## WORK TO COMPLETE
Reproduce the entries below in full, word for word.

## DATA FOR THIS TASK
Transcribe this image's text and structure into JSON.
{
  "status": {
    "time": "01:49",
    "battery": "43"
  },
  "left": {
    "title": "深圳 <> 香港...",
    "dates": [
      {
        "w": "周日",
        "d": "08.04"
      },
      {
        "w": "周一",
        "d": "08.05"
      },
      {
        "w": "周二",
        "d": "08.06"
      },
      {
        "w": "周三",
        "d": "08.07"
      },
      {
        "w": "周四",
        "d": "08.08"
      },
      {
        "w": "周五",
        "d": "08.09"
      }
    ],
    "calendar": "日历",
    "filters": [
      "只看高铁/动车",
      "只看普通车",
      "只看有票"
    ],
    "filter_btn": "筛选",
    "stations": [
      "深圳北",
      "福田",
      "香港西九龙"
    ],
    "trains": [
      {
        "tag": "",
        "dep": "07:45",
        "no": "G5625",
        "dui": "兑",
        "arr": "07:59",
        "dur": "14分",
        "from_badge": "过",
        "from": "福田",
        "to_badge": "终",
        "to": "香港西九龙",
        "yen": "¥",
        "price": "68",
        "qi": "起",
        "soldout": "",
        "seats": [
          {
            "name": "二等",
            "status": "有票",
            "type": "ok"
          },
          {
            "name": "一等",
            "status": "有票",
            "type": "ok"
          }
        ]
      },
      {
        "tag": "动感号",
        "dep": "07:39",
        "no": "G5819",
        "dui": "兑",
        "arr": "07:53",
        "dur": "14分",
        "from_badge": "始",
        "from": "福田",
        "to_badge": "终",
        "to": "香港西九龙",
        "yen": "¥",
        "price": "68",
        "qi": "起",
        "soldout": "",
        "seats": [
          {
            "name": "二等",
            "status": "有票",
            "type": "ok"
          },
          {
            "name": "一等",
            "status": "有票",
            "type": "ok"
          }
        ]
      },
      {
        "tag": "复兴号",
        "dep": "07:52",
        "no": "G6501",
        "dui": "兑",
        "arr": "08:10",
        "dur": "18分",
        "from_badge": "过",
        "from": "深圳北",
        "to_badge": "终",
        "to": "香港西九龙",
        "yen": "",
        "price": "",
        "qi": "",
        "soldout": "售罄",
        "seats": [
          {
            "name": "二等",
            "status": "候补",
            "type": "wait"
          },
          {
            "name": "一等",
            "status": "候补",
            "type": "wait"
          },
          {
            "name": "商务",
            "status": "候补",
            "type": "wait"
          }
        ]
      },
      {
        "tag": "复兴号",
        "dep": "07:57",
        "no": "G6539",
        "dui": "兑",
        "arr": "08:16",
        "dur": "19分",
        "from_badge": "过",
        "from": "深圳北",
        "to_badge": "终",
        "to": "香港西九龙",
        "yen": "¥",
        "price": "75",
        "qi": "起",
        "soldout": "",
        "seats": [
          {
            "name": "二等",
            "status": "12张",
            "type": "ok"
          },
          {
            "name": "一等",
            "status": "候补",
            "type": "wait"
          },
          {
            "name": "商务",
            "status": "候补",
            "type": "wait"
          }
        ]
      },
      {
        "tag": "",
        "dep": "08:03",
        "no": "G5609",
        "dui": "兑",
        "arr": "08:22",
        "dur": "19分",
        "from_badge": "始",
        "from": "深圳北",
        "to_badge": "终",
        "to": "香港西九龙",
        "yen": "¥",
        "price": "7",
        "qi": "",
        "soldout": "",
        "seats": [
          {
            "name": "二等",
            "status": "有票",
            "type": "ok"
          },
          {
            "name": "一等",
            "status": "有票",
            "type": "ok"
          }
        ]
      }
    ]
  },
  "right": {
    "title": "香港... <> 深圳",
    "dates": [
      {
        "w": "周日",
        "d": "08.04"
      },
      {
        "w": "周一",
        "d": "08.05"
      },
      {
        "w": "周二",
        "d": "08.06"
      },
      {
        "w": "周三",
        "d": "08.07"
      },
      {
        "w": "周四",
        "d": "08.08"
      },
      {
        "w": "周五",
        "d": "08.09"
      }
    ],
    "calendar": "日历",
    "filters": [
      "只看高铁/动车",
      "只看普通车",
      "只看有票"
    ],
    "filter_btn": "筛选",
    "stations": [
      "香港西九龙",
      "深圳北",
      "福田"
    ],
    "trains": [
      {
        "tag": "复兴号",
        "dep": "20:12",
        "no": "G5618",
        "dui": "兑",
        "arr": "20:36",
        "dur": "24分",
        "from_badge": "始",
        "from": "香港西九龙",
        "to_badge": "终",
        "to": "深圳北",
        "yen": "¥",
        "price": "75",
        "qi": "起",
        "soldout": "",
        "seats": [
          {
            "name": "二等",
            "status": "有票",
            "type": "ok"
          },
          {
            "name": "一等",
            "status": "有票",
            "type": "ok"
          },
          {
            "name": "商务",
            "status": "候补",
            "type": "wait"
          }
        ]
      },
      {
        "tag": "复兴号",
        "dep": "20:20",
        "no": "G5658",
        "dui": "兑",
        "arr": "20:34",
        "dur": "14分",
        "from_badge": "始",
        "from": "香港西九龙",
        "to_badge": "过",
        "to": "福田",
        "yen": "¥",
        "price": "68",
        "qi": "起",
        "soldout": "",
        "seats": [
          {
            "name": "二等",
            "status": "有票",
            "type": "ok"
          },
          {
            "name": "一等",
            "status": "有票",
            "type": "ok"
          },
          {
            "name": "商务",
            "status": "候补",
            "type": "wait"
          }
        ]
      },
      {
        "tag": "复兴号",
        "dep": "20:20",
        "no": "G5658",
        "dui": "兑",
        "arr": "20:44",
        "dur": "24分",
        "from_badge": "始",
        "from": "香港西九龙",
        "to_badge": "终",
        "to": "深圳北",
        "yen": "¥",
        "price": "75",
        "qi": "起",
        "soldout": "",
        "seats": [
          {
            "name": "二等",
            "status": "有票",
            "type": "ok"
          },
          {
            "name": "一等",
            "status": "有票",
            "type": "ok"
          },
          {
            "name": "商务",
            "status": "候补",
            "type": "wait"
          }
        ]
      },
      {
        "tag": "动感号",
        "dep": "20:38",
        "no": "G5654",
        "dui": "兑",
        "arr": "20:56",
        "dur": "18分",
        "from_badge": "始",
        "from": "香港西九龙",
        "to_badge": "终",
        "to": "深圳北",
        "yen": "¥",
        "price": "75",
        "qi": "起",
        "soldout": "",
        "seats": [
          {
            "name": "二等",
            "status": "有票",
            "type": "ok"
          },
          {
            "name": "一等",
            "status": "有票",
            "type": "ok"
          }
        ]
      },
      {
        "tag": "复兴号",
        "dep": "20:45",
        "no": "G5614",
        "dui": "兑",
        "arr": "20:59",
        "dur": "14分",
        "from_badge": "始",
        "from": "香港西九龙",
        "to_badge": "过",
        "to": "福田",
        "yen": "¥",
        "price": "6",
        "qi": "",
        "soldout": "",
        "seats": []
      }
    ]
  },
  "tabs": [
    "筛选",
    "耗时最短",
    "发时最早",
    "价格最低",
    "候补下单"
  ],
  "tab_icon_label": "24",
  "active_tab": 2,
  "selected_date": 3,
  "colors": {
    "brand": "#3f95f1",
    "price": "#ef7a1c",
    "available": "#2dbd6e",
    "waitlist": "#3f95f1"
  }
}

## EXERCISE RESPONSE
Transcribe this image's text and structure into JSON.
{
  "status": {
    "time": "01:49",
    "battery": "43"
  },
  "left": {
    "title": "深圳 <> 香港...",
    "dates": [
      {
        "w": "周日",
        "d": "08.04"
      },
      {
        "w": "周一",
        "d": "08.05"
      },
      {
        "w": "周二",
        "d": "08.06"
      },
      {
        "w": "周三",
        "d": "08.07"
      },
      {
        "w": "周四",
        "d": "08.08"
      },
      {
        "w": "周五",
        "d": "08.09"
      }
    ],
    "calendar": "日历",
    "filters": [
      "只看高铁/动车",
      "只看普通车",
      "只看有票"
    ],
    "filter_btn": "筛选",
    "stations": [
      "深圳北",
      "福田",
      "香港西九龙"
    ],
    "trains": [
      {
        "tag": "",
        "dep": "07:45",
        "no": "G5625",
        "dui": "兑",
        "arr": "07:59",
        "dur": "14分",
        "from_badge": "过",
        "from": "福田",
        "to_badge": "终",
        "to": "香港西九龙",
        "yen": "¥",
        "price": "68",
        "qi": "起",
        "soldout": "",
        "seats": [
          {
            "name": "二等",
            "status": "有票",
            "type": "ok"
          },
          {
            "name": "一等",
            "status": "有票",
            "type": "ok"
          }
        ]
      },
      {
        "tag": "动感号",
        "dep": "07:39",
        "no": "G5819",
        "dui": "兑",
        "arr": "07:53",
        "dur": "14分",
        "from_badge": "始",
        "from": "福田",
        "to_badge": "终",
        "to": "香港西九龙",
        "yen": "¥",
        "price": "68",
        "qi": "起",
        "soldout": "",
        "seats": [
          {
            "name": "二等",
            "status": "有票",
            "type": "ok"
          },
          {
            "name": "一等",
            "status": "有票",
            "type": "ok"
          }
        ]
      },
      {
        "tag": "复兴号",
        "dep": "07:52",
        "no": "G6501",
        "dui": "兑",
        "arr": "08:10",
        "dur": "18分",
        "from_badge": "过",
        "from": "深圳北",
        "to_badge": "终",
        "to": "香港西九龙",
        "yen": "",
        "price": "",
        "qi": "",
        "soldout": "售罄",
        "seats": [
          {
            "name": "二等",
            "status": "候补",
            "type": "wait"
          },
          {
            "name": "一等",
            "status": "候补",
            "type": "wait"
          },
          {
            "name": "商务",
            "status": "候补",
            "type": "wait"
          }
        ]
      },
      {
        "tag": "复兴号",
        "dep": "07:57",
        "no": "G6539",
        "dui": "兑",
        "arr": "08:16",
        "dur": "19分",
        "from_badge": "过",
        "from": "深圳北",
        "to_badge": "终",
        "to": "香港西九龙",
        "yen": "¥",
        "price": "75",
        "qi": "起",
        "soldout": "",
        "seats": [
          {
            "name": "二等",
            "status": "12张",
            "type": "ok"
          },
          {
            "name": "一等",
            "status": "候补",
            "type": "wait"
          },
          {
            "name": "商务",
            "status": "候补",
            "type": "wait"
          }
        ]
      },
      {
        "tag": "",
        "dep": "08:03",
        "no": "G5609",
        "dui": "兑",
        "arr": "08:22",
        "dur": "19分",
        "from_badge": "始",
        "from": "深圳北",
        "to_badge": "终",
        "to": "香港西九龙",
        "yen": "¥",
        "price": "7",
        "qi": "",
        "soldout": "",
        "seats": [
          {
            "name": "二等",
            "status": "有票",
            "type": "ok"
          },
          {
            "name": "一等",
            "status": "有票",
            "type": "ok"
          }
        ]
      }
    ]
  },
  "right": {
    "title": "香港... <> 深圳",
    "dates": [
      {
        "w": "周日",
        "d": "08.04"
      },
      {
        "w": "周一",
        "d": "08.05"
      },
      {
        "w": "周二",
        "d": "08.06"
      },
      {
        "w": "周三",
        "d": "08.07"
      },
      {
        "w": "周四",
        "d": "08.08"
      },
      {
        "w": "周五",
        "d": "08.09"
      }
    ],
    "calendar": "日历",
    "filters": [
      "只看高铁/动车",
      "只看普通车",
      "只看有票"
    ],
    "filter_btn": "筛选",
    "stations": [
      "香港西九龙",
      "深圳北",
      "福田"
    ],
    "trains": [
      {
        "tag": "复兴号",
        "dep": "20:12",
        "no": "G5618",
        "dui": "兑",
        "arr": "20:36",
        "dur": "24分",
        "from_badge": "始",
        "from": "香港西九龙",
        "to_badge": "终",
        "to": "深圳北",
        "yen": "¥",
        "price": "75",
        "qi": "起",
        "soldout": "",
        "seats": [
          {
            "name": "二等",
            "status": "有票",
            "type": "ok"
          },
          {
            "name": "一等",
            "status": "有票",
            "type": "ok"
          },
          {
            "name": "商务",
            "status": "候补",
            "type": "wait"
          }
        ]
      },
      {
        "tag": "复兴号",
        "dep": "20:20",
        "no": "G5658",
        "dui": "兑",
        "arr": "20:34",
        "dur": "14分",
        "from_badge": "始",
        "from": "香港西九龙",
        "to_badge": "过",
        "to": "福田",
        "yen": "¥",
        "price": "68",
        "qi": "起",
        "soldout": "",
        "seats": [
          {
            "name": "二等",
            "status": "有票",
            "type": "ok"
          },
          {
            "name": "一等",
            "status": "有票",
            "type": "ok"
          },
          {
            "name": "商务",
            "status": "候补",
            "type": "wait"
          }
        ]
      },
      {
        "tag": "复兴号",
        "dep": "20:20",
        "no": "G5658",
        "dui": "兑",
        "arr": "20:44",
        "dur": "24分",
        "from_badge": "始",
        "from": "香港西九龙",
        "to_badge": "终",
        "to": "深圳北",
        "yen": "¥",
        "price": "75",
        "qi": "起",
        "soldout": "",
        "seats": [
          {
            "name": "二等",
            "status": "有票",
            "type": "ok"
          },
          {
            "name": "一等",
            "status": "有票",
            "type": "ok"
          },
          {
            "name": "商务",
            "status": "候补",
            "type": "wait"
          }
        ]
      },
      {
        "tag": "动感号",
        "dep": "20:38",
        "no": "G5654",
        "dui": "兑",
        "arr": "20:56",
        "dur": "18分",
        "from_badge": "始",
        "from": "香港西九龙",
        "to_badge": "终",
        "to": "深圳北",
        "yen": "¥",
        "price": "75",
        "qi": "起",
        "soldout": "",
        "seats": [
          {
            "name": "二等",
            "status": "有票",
            "type": "ok"
          },
          {
            "name": "一等",
            "status": "有票",
            "type": "ok"
          }
        ]
      },
      {
        "tag": "复兴号",
        "dep": "20:45",
        "no": "G5614",
        "dui": "兑",
        "arr": "20:59",
        "dur": "14分",
        "from_badge": "始",
        "from": "香港西九龙",
        "to_badge": "过",
        "to": "福田",
        "yen": "¥",
        "price": "6",
        "qi": "",
        "soldout": "",
        "seats": []
      }
    ]
  },
  "tabs": [
    "筛选",
    "耗时最短",
    "发时最早",
    "价格最低",
    "候补下单"
  ],
  "tab_icon_label": "24",
  "active_tab": 2,
  "selected_date": 3,
  "colors": {
    "brand": "#3f95f1",
    "price": "#ef7a1c",
    "available": "#2dbd6e",
    "waitlist": "#3f95f1"
  }
}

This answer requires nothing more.